Aim of the exercise: In the listing below, identify each line with the word "detached" and return those lines.

Figure collection entries:
☆ ☆ ☆ ☆ ☆ ☆ ☆

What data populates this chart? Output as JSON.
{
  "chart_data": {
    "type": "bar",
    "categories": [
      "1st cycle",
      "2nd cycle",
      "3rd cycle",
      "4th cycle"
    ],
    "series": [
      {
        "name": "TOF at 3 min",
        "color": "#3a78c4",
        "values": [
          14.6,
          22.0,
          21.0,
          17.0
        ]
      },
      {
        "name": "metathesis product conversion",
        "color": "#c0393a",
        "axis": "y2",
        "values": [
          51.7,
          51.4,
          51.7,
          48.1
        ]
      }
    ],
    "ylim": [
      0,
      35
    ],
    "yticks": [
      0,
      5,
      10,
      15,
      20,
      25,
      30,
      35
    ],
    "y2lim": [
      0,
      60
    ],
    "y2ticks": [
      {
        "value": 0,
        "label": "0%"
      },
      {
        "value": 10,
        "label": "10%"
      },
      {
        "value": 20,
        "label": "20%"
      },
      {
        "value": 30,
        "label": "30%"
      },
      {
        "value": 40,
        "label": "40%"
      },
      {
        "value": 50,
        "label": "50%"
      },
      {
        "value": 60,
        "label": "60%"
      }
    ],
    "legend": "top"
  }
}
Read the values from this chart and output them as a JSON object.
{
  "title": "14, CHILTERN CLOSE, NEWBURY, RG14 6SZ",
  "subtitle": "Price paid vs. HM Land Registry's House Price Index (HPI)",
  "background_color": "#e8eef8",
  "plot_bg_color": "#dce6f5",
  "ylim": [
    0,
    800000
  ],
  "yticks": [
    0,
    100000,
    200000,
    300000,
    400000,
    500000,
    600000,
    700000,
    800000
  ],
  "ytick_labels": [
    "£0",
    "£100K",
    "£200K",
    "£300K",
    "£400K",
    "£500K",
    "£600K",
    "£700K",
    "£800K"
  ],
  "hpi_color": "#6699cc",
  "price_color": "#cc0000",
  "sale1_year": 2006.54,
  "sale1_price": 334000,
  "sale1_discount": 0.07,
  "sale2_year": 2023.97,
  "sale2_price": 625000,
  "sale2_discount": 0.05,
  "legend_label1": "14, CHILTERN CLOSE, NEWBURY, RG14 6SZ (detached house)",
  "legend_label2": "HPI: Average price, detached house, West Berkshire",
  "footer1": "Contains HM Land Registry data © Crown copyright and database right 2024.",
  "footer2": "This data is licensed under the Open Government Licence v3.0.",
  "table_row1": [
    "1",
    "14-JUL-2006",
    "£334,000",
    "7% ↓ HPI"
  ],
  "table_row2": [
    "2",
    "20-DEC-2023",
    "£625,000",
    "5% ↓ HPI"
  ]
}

☆ ☆ ☆ ☆ ☆ ☆ ☆

Completed exercise:
  "legend_label1": "14, CHILTERN CLOSE, NEWBURY, RG14 6SZ (detached house)",
  "legend_label2": "HPI: Average price, detached house, West Berkshire",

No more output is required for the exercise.